Extract, from the listing that follows, each line containing the word "shading".
══ DATASET ROWS
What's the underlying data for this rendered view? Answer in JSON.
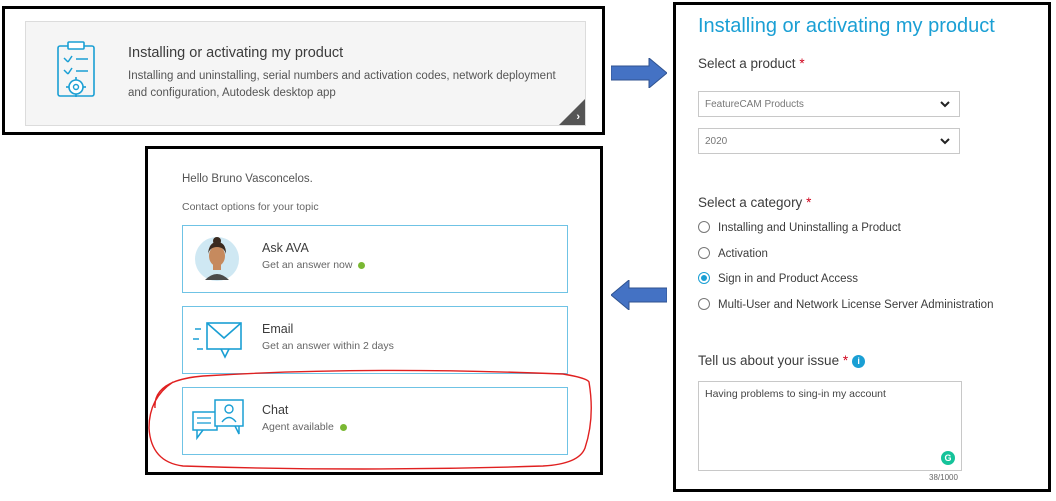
{
  "card": {
    "title": "Installing or activating my product",
    "description": "Installing and uninstalling, serial numbers and activation codes, network deployment and configuration, Autodesk desktop app",
    "icon": "clipboard-gear-icon"
  },
  "form": {
    "title": "Installing or activating my product",
    "product_label": "Select a product",
    "product_value": "FeatureCAM Products",
    "version_value": "2020",
    "category_label": "Select a category",
    "categories": [
      {
        "label": "Installing and Uninstalling a Product",
        "selected": false
      },
      {
        "label": "Activation",
        "selected": false
      },
      {
        "label": "Sign in and Product Access",
        "selected": true
      },
      {
        "label": "Multi-User and Network License Server Administration",
        "selected": false
      }
    ],
    "issue_label": "Tell us about your issue",
    "issue_text": "Having problems to sing-in my account",
    "counter": "38/1000",
    "required_mark": "*",
    "info_glyph": "i",
    "grammar_glyph": "G"
  },
  "contact": {
    "greeting": "Hello Bruno Vasconcelos.",
    "subtitle": "Contact options for your topic",
    "options": [
      {
        "title": "Ask AVA",
        "subtitle": "Get an answer now",
        "icon": "avatar-icon",
        "online": true
      },
      {
        "title": "Email",
        "subtitle": "Get an answer within 2 days",
        "icon": "envelope-icon",
        "online": false
      },
      {
        "title": "Chat",
        "subtitle": "Agent available",
        "icon": "chat-icon",
        "online": true
      }
    ]
  },
  "colors": {
    "accent": "#1a9fd4",
    "arrow": "#4472c4",
    "annotation": "#e02020",
    "online": "#7ab833"
  }
}
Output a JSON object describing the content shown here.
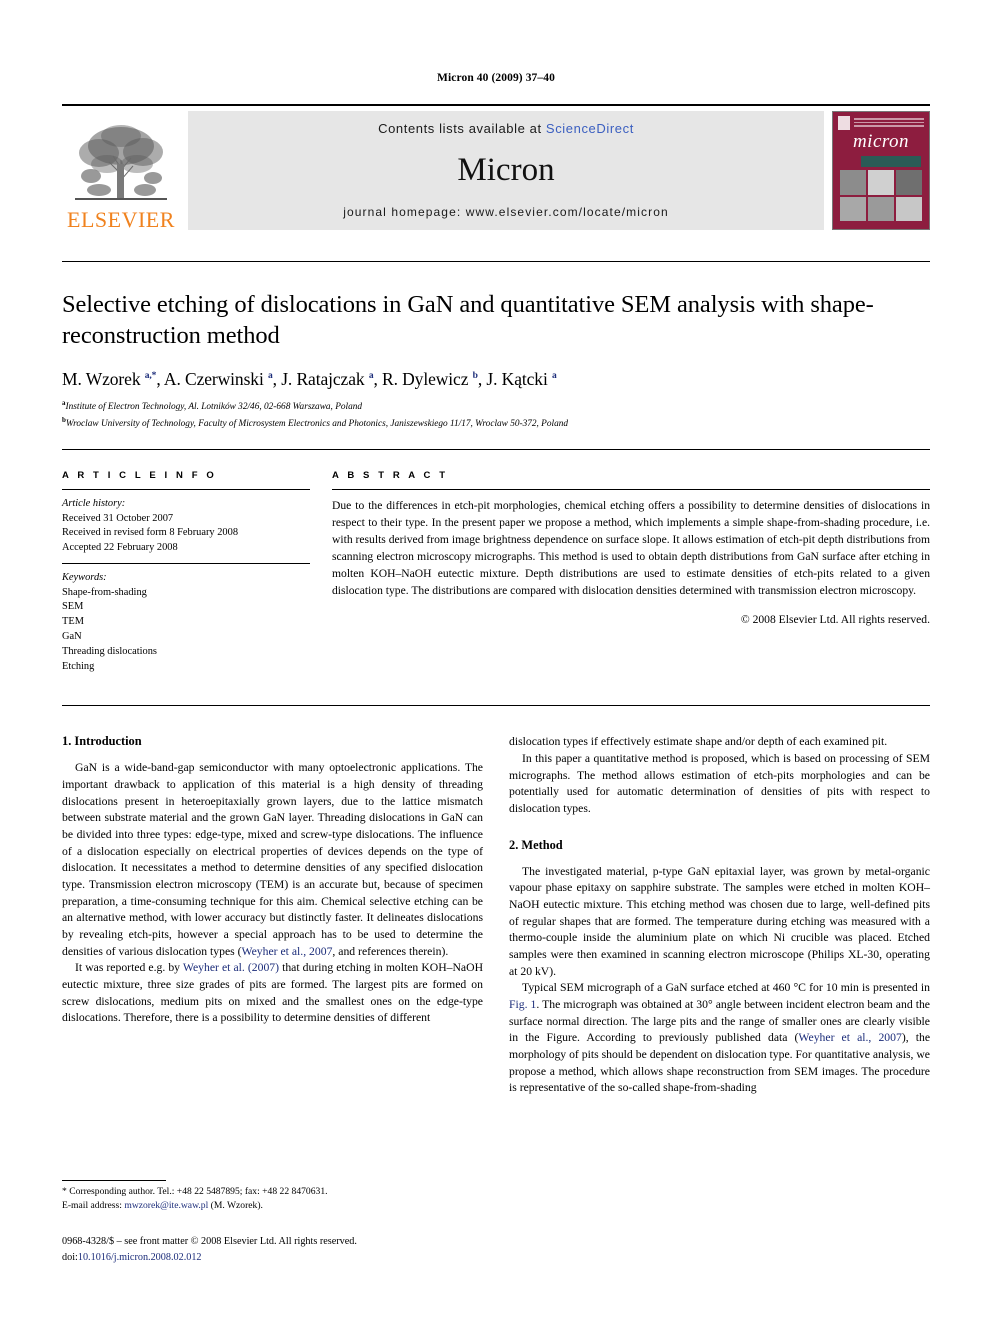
{
  "running_head": "Micron 40 (2009) 37–40",
  "masthead": {
    "publisher": "ELSEVIER",
    "contents_prefix": "Contents lists available at",
    "sciencedirect": "ScienceDirect",
    "journal_name": "Micron",
    "homepage": "journal homepage: www.elsevier.com/locate/micron",
    "cover_title": "micron",
    "accent_orange": "#F0821E",
    "link_blue": "#3b5fc0",
    "cover_maroon": "#8d1d3f"
  },
  "article": {
    "title": "Selective etching of dislocations in GaN and quantitative SEM analysis with shape-reconstruction method",
    "authors_html": "M. Wzorek <sup>a,*</sup>, A. Czerwinski <sup>a</sup>, J. Ratajczak <sup>a</sup>, R. Dylewicz <sup>b</sup>, J. K&#261;tcki <sup>a</sup>",
    "affiliations": [
      "Institute of Electron Technology, Al. Lotników 32/46, 02-668 Warszawa, Poland",
      "Wroclaw University of Technology, Faculty of Microsystem Electronics and Photonics, Janiszewskiego 11/17, Wroclaw 50-372, Poland"
    ],
    "affiliation_marks": [
      "a",
      "b"
    ]
  },
  "article_info": {
    "label": "A R T I C L E   I N F O",
    "history_heading": "Article history:",
    "history": [
      "Received 31 October 2007",
      "Received in revised form 8 February 2008",
      "Accepted 22 February 2008"
    ],
    "keywords_heading": "Keywords:",
    "keywords": [
      "Shape-from-shading",
      "SEM",
      "TEM",
      "GaN",
      "Threading dislocations",
      "Etching"
    ]
  },
  "abstract": {
    "label": "A B S T R A C T",
    "text": "Due to the differences in etch-pit morphologies, chemical etching offers a possibility to determine densities of dislocations in respect to their type. In the present paper we propose a method, which implements a simple shape-from-shading procedure, i.e. with results derived from image brightness dependence on surface slope. It allows estimation of etch-pit depth distributions from scanning electron microscopy micrographs. This method is used to obtain depth distributions from GaN surface after etching in molten KOH–NaOH eutectic mixture. Depth distributions are used to estimate densities of etch-pits related to a given dislocation type. The distributions are compared with dislocation densities determined with transmission electron microscopy.",
    "copyright": "© 2008 Elsevier Ltd. All rights reserved."
  },
  "body": {
    "section1_heading": "1. Introduction",
    "section1_p1_html": "GaN is a wide-band-gap semiconductor with many optoelectronic applications. The important drawback to application of this material is a high density of threading dislocations present in heteroepitaxially grown layers, due to the lattice mismatch between substrate material and the grown GaN layer. Threading dislocations in GaN can be divided into three types: edge-type, mixed and screw-type dislocations. The influence of a dislocation especially on electrical properties of devices depends on the type of dislocation. It necessitates a method to determine densities of any specified dislocation type. Transmission electron microscopy (TEM) is an accurate but, because of specimen preparation, a time-consuming technique for this aim. Chemical selective etching can be an alternative method, with lower accuracy but distinctly faster. It delineates dislocations by revealing etch-pits, however a special approach has to be used to determine the densities of various dislocation types (<a class=\"ref\" href=\"#\">Weyher et al., 2007</a>, and references therein).",
    "section1_p2_html": "It was reported e.g. by <a class=\"ref\" href=\"#\">Weyher et al. (2007)</a> that during etching in molten KOH–NaOH eutectic mixture, three size grades of pits are formed. The largest pits are formed on screw dislocations, medium pits on mixed and the smallest ones on the edge-type dislocations. Therefore, there is a possibility to determine densities of different",
    "section1_p3_html": "dislocation types if effectively estimate shape and/or depth of each examined pit.",
    "section1_p4_html": "In this paper a quantitative method is proposed, which is based on processing of SEM micrographs. The method allows estimation of etch-pits morphologies and can be potentially used for automatic determination of densities of pits with respect to dislocation types.",
    "section2_heading": "2. Method",
    "section2_p1_html": "The investigated material, p-type GaN epitaxial layer, was grown by metal-organic vapour phase epitaxy on sapphire substrate. The samples were etched in molten KOH–NaOH eutectic mixture. This etching method was chosen due to large, well-defined pits of regular shapes that are formed. The temperature during etching was measured with a thermo-couple inside the aluminium plate on which Ni crucible was placed. Etched samples were then examined in scanning electron microscope (Philips XL-30, operating at 20 kV).",
    "section2_p2_html": "Typical SEM micrograph of a GaN surface etched at 460 °C for 10 min is presented in <a class=\"ref\" href=\"#\">Fig. 1</a>. The micrograph was obtained at 30° angle between incident electron beam and the surface normal direction. The large pits and the range of smaller ones are clearly visible in the Figure. According to previously published data (<a class=\"ref\" href=\"#\">Weyher et al., 2007</a>), the morphology of pits should be dependent on dislocation type. For quantitative analysis, we propose a method, which allows shape reconstruction from SEM images. The procedure is representative of the so-called shape-from-shading"
  },
  "footer": {
    "corresponding_html": "* Corresponding author. Tel.: +48 22 5487895; fax: +48 22 8470631.",
    "email_prefix": "E-mail address:",
    "email": "mwzorek@ite.waw.pl",
    "email_suffix": "(M. Wzorek).",
    "front_matter": "0968-4328/$ – see front matter © 2008 Elsevier Ltd. All rights reserved.",
    "doi_label": "doi:",
    "doi": "10.1016/j.micron.2008.02.012"
  }
}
════
SOLUTION FOR THIS PROBLEM =>
      "Shape-from-shading",
    "text": "Due to the differences in etch-pit morphologies, chemical etching offers a possibility to determine densities of dislocations in respect to their type. In the present paper we propose a method, which implements a simple shape-from-shading procedure, i.e. with results derived from image brightness dependence on surface slope. It allows estimation of etch-pit depth distributions from scanning electron microscopy micrographs. This method is used to obtain depth distributions from GaN surface after etching in molten KOH–NaOH eutectic mixture. Depth distributions are used to estimate densities of etch-pits related to a given dislocation type. The distributions are compared with dislocation densities determined with transmission electron microscopy.",
    "section2_p2_html": "Typical SEM micrograph of a GaN surface etched at 460 °C for 10 min is presented in <a class=\"ref\" href=\"#\">Fig. 1</a>. The micrograph was obtained at 30° angle between incident electron beam and the surface normal direction. The large pits and the range of smaller ones are clearly visible in the Figure. According to previously published data (<a class=\"ref\" href=\"#\">Weyher et al., 2007</a>), the morphology of pits should be dependent on dislocation type. For quantitative analysis, we propose a method, which allows shape reconstruction from SEM images. The procedure is representative of the so-called shape-from-shading"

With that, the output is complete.